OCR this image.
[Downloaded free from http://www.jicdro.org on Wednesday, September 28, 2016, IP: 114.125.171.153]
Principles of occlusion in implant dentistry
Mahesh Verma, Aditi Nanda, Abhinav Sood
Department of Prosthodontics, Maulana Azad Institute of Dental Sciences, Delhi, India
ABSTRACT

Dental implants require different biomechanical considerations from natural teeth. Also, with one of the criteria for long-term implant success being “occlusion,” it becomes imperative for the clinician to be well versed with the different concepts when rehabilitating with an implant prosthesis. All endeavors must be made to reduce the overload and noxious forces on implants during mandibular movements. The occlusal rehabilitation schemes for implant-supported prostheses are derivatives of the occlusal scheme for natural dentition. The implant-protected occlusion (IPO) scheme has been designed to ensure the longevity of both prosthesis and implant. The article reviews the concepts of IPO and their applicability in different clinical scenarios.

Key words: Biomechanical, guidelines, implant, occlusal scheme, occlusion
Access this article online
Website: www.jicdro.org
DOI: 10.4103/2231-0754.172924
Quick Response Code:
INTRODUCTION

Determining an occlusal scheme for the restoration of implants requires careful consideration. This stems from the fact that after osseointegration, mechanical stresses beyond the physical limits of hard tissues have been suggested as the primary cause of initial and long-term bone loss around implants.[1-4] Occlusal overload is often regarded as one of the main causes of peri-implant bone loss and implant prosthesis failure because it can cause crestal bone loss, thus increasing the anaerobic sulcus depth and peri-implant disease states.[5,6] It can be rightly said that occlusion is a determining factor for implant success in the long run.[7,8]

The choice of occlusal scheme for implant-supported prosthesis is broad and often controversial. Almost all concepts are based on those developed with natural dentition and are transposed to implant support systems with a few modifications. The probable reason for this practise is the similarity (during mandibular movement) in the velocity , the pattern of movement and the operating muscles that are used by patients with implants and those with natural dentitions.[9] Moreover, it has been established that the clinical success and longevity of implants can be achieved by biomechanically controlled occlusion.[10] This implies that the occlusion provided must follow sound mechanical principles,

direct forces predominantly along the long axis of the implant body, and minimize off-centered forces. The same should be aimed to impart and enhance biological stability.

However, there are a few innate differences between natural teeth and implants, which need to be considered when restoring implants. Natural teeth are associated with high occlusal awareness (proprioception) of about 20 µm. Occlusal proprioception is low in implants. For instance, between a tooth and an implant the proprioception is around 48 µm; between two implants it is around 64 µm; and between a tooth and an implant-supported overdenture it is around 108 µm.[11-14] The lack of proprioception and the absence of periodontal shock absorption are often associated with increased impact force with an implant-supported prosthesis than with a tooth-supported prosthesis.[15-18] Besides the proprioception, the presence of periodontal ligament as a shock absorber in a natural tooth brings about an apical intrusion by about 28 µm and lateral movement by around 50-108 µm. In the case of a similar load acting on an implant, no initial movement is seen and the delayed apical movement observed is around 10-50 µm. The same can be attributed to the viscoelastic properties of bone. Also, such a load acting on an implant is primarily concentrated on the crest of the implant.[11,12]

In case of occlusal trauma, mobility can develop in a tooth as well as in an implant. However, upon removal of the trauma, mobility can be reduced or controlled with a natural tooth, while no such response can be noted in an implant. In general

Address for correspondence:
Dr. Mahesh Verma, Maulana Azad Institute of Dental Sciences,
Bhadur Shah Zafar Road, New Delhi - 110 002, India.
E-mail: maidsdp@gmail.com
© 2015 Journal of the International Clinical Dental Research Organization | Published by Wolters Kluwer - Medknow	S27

★ ★ ★

Look through the entries and return every line where "Verma" appears.

Mahesh Verma, Aditi Nanda, Abhinav Sood
Dr. Mahesh Verma, Maulana Azad Institute of Dental Sciences,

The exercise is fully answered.